Keep only the lines that hold the string "已知集合A", filtering out the rest of the entries below.

**Data for the task**.
— Begin —

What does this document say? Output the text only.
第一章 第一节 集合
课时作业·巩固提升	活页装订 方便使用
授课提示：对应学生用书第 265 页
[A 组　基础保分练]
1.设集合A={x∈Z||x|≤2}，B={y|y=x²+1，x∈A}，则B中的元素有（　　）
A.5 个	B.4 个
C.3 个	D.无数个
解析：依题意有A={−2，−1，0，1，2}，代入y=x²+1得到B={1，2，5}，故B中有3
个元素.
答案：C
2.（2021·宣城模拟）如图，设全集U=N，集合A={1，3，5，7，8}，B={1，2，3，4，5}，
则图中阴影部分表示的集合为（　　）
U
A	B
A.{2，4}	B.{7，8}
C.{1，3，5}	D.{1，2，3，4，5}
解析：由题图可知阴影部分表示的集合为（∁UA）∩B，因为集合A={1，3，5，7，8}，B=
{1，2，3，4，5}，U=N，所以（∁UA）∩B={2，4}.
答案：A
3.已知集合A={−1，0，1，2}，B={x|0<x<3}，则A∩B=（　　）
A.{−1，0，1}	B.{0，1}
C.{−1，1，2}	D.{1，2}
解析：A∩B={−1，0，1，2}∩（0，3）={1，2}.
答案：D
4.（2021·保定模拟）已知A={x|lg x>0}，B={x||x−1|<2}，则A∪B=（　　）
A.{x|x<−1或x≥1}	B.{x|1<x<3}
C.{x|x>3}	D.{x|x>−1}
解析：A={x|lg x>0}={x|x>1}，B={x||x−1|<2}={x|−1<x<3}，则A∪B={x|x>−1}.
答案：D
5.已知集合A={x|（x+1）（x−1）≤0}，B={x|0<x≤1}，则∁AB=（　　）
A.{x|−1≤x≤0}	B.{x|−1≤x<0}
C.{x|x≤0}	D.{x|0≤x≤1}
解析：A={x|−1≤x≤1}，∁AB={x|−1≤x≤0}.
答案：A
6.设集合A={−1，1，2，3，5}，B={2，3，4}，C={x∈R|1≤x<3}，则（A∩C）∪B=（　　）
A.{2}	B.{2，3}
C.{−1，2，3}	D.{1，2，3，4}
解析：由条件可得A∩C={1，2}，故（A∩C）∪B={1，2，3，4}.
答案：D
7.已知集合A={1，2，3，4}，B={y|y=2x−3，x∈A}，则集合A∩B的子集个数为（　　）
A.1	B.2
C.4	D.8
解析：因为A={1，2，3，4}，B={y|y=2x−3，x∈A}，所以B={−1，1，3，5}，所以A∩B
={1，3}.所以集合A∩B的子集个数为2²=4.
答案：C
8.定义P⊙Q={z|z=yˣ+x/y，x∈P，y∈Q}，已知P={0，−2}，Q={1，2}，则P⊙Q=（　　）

— End —

**Worked solution**.
3.已知集合A={−1，0，1，2}，B={x|0<x<3}，则A∩B=（　　）
5.已知集合A={x|（x+1）（x−1）≤0}，B={x|0<x≤1}，则∁AB=（　　）
7.已知集合A={1，2，3，4}，B={y|y=2x−3，x∈A}，则集合A∩B的子集个数为（　　）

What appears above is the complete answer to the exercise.